___ DATA ENTRIES ___
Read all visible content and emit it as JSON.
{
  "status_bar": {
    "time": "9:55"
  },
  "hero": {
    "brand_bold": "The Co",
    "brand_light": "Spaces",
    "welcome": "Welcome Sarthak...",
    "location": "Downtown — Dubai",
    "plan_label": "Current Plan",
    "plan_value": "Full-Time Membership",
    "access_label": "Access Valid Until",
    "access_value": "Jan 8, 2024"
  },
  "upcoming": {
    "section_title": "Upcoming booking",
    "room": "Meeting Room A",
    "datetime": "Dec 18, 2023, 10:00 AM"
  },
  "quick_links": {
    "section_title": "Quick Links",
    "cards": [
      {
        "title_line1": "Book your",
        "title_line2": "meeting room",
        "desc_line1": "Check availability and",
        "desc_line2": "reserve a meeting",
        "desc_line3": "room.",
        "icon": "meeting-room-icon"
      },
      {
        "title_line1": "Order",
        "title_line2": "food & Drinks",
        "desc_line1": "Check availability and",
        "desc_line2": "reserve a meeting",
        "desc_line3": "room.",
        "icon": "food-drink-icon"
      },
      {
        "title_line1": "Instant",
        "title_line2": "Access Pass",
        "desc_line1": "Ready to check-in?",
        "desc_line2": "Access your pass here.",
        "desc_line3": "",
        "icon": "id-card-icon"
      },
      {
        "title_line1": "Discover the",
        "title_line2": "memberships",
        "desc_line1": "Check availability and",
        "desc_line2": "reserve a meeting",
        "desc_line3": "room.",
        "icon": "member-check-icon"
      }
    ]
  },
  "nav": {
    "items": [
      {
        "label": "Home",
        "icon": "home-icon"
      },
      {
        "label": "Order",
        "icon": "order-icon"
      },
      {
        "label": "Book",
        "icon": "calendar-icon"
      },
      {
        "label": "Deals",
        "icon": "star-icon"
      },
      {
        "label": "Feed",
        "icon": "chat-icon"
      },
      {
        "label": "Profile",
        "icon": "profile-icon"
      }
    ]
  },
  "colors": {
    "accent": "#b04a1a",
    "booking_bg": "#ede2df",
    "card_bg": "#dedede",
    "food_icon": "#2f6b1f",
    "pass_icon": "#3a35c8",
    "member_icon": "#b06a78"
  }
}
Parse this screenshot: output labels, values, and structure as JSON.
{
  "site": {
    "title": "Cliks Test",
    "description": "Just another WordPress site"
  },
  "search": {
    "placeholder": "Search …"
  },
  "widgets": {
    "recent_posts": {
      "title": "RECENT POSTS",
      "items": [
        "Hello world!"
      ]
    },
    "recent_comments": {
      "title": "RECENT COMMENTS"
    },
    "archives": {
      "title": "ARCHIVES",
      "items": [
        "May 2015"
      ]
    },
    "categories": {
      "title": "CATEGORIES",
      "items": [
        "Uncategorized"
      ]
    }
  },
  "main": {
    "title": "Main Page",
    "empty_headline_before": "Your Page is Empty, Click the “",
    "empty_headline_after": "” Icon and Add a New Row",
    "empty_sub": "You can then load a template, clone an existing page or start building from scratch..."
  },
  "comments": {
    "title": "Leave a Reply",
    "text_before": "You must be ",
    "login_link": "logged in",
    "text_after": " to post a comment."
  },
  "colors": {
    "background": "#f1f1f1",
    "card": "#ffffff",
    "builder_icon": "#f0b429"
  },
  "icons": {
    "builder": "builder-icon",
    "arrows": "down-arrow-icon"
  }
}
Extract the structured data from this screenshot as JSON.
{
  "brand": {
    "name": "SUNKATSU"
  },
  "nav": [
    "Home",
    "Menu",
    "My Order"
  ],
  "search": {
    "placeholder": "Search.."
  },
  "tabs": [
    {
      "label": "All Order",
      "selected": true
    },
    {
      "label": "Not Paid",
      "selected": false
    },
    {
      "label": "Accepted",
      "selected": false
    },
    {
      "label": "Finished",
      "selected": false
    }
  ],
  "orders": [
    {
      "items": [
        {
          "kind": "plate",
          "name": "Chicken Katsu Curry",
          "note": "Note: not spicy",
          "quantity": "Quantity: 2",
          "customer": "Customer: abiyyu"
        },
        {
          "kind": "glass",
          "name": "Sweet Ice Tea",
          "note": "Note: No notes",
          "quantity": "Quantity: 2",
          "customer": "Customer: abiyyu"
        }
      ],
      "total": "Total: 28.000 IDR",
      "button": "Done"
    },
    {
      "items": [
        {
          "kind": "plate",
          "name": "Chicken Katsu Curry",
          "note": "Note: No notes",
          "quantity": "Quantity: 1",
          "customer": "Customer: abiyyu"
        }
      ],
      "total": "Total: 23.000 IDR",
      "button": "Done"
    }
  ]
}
___
Reproduce the material precisely, including every line.

Read all visible content and emit it as JSON.
{
  "status_bar": {
    "time": "9:55"
  },
  "hero": {
    "brand_bold": "The Co",
    "brand_light": "Spaces",
    "welcome": "Welcome Sarthak...",
    "location": "Downtown — Dubai",
    "plan_label": "Current Plan",
    "plan_value": "Full-Time Membership",
    "access_label": "Access Valid Until",
    "access_value": "Jan 8, 2024"
  },
  "upcoming": {
    "section_title": "Upcoming booking",
    "room": "Meeting Room A",
    "datetime": "Dec 18, 2023, 10:00 AM"
  },
  "quick_links": {
    "section_title": "Quick Links",
    "cards": [
      {
        "title_line1": "Book your",
        "title_line2": "meeting room",
        "desc_line1": "Check availability and",
        "desc_line2": "reserve a meeting",
        "desc_line3": "room.",
        "icon": "meeting-room-icon"
      },
      {
        "title_line1": "Order",
        "title_line2": "food & Drinks",
        "desc_line1": "Check availability and",
        "desc_line2": "reserve a meeting",
        "desc_line3": "room.",
        "icon": "food-drink-icon"
      },
      {
        "title_line1": "Instant",
        "title_line2": "Access Pass",
        "desc_line1": "Ready to check-in?",
        "desc_line2": "Access your pass here.",
        "desc_line3": "",
        "icon": "id-card-icon"
      },
      {
        "title_line1": "Discover the",
        "title_line2": "memberships",
        "desc_line1": "Check availability and",
        "desc_line2": "reserve a meeting",
        "desc_line3": "room.",
        "icon": "member-check-icon"
      }
    ]
  },
  "nav": {
    "items": [
      {
        "label": "Home",
        "icon": "home-icon"
      },
      {
        "label": "Order",
        "icon": "order-icon"
      },
      {
        "label": "Book",
        "icon": "calendar-icon"
      },
      {
        "label": "Deals",
        "icon": "star-icon"
      },
      {
        "label": "Feed",
        "icon": "chat-icon"
      },
      {
        "label": "Profile",
        "icon": "profile-icon"
      }
    ]
  },
  "colors": {
    "accent": "#b04a1a",
    "booking_bg": "#ede2df",
    "card_bg": "#dedede",
    "food_icon": "#2f6b1f",
    "pass_icon": "#3a35c8",
    "member_icon": "#b06a78"
  }
}
Parse this screenshot: output labels, values, and structure as JSON.
{
  "site": {
    "title": "Cliks Test",
    "description": "Just another WordPress site"
  },
  "search": {
    "placeholder": "Search …"
  },
  "widgets": {
    "recent_posts": {
      "title": "RECENT POSTS",
      "items": [
        "Hello world!"
      ]
    },
    "recent_comments": {
      "title": "RECENT COMMENTS"
    },
    "archives": {
      "title": "ARCHIVES",
      "items": [
        "May 2015"
      ]
    },
    "categories": {
      "title": "CATEGORIES",
      "items": [
        "Uncategorized"
      ]
    }
  },
  "main": {
    "title": "Main Page",
    "empty_headline_before": "Your Page is Empty, Click the “",
    "empty_headline_after": "” Icon and Add a New Row",
    "empty_sub": "You can then load a template, clone an existing page or start building from scratch..."
  },
  "comments": {
    "title": "Leave a Reply",
    "text_before": "You must be ",
    "login_link": "logged in",
    "text_after": " to post a comment."
  },
  "colors": {
    "background": "#f1f1f1",
    "card": "#ffffff",
    "builder_icon": "#f0b429"
  },
  "icons": {
    "builder": "builder-icon",
    "arrows": "down-arrow-icon"
  }
}
Extract the structured data from this screenshot as JSON.
{
  "brand": {
    "name": "SUNKATSU"
  },
  "nav": [
    "Home",
    "Menu",
    "My Order"
  ],
  "search": {
    "placeholder": "Search.."
  },
  "tabs": [
    {
      "label": "All Order",
      "selected": true
    },
    {
      "label": "Not Paid",
      "selected": false
    },
    {
      "label": "Accepted",
      "selected": false
    },
    {
      "label": "Finished",
      "selected": false
    }
  ],
  "orders": [
    {
      "items": [
        {
          "kind": "plate",
          "name": "Chicken Katsu Curry",
          "note": "Note: not spicy",
          "quantity": "Quantity: 2",
          "customer": "Customer: abiyyu"
        },
        {
          "kind": "glass",
          "name": "Sweet Ice Tea",
          "note": "Note: No notes",
          "quantity": "Quantity: 2",
          "customer": "Customer: abiyyu"
        }
      ],
      "total": "Total: 28.000 IDR",
      "button": "Done"
    },
    {
      "items": [
        {
          "kind": "plate",
          "name": "Chicken Katsu Curry",
          "note": "Note: No notes",
          "quantity": "Quantity: 1",
          "customer": "Customer: abiyyu"
        }
      ],
      "total": "Total: 23.000 IDR",
      "button": "Done"
    }
  ]
}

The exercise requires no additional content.